** WORK TO DO **
Retype every entry in its entirety, without alteration.

● ● ● ● ● ● ●

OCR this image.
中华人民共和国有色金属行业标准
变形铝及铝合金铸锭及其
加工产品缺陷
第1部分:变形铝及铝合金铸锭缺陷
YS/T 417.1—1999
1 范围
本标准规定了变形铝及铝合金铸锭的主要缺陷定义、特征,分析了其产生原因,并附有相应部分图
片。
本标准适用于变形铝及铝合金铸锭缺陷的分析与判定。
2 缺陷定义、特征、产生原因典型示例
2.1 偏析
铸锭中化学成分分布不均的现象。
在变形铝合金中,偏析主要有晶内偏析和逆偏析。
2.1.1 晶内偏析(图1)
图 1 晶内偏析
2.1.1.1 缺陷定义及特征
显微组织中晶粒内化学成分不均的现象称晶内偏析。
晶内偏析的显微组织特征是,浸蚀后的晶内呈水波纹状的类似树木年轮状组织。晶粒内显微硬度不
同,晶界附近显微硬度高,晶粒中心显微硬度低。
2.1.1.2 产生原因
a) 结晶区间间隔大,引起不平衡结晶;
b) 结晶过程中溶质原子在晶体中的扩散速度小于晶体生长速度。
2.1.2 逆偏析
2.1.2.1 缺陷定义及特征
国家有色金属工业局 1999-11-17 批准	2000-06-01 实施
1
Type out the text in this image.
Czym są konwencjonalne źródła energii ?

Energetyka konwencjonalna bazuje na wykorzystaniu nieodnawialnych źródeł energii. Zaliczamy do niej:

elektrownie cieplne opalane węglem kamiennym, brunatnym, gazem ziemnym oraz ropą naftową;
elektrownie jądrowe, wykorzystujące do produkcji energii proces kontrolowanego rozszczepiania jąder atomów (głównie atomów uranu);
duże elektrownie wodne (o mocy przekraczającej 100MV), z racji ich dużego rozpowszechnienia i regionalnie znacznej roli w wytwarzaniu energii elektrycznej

● ● ● ● ● ● ●

** COMPLETED TASK **
OCR this image.
中华人民共和国有色金属行业标准
变形铝及铝合金铸锭及其
加工产品缺陷
第1部分:变形铝及铝合金铸锭缺陷
YS/T 417.1—1999
1 范围
本标准规定了变形铝及铝合金铸锭的主要缺陷定义、特征,分析了其产生原因,并附有相应部分图
片。
本标准适用于变形铝及铝合金铸锭缺陷的分析与判定。
2 缺陷定义、特征、产生原因典型示例
2.1 偏析
铸锭中化学成分分布不均的现象。
在变形铝合金中,偏析主要有晶内偏析和逆偏析。
2.1.1 晶内偏析(图1)
图 1 晶内偏析
2.1.1.1 缺陷定义及特征
显微组织中晶粒内化学成分不均的现象称晶内偏析。
晶内偏析的显微组织特征是,浸蚀后的晶内呈水波纹状的类似树木年轮状组织。晶粒内显微硬度不
同,晶界附近显微硬度高,晶粒中心显微硬度低。
2.1.1.2 产生原因
a) 结晶区间间隔大,引起不平衡结晶;
b) 结晶过程中溶质原子在晶体中的扩散速度小于晶体生长速度。
2.1.2 逆偏析
2.1.2.1 缺陷定义及特征
国家有色金属工业局 1999-11-17 批准	2000-06-01 实施
1
Type out the text in this image.
Czym są konwencjonalne źródła energii ?

Energetyka konwencjonalna bazuje na wykorzystaniu nieodnawialnych źródeł energii. Zaliczamy do niej:

elektrownie cieplne opalane węglem kamiennym, brunatnym, gazem ziemnym oraz ropą naftową;
elektrownie jądrowe, wykorzystujące do produkcji energii proces kontrolowanego rozszczepiania jąder atomów (głównie atomów uranu);
duże elektrownie wodne (o mocy przekraczającej 100MV), z racji ich dużego rozpowszechnienia i regionalnie znacznej roli w wytwarzaniu energii elektrycznej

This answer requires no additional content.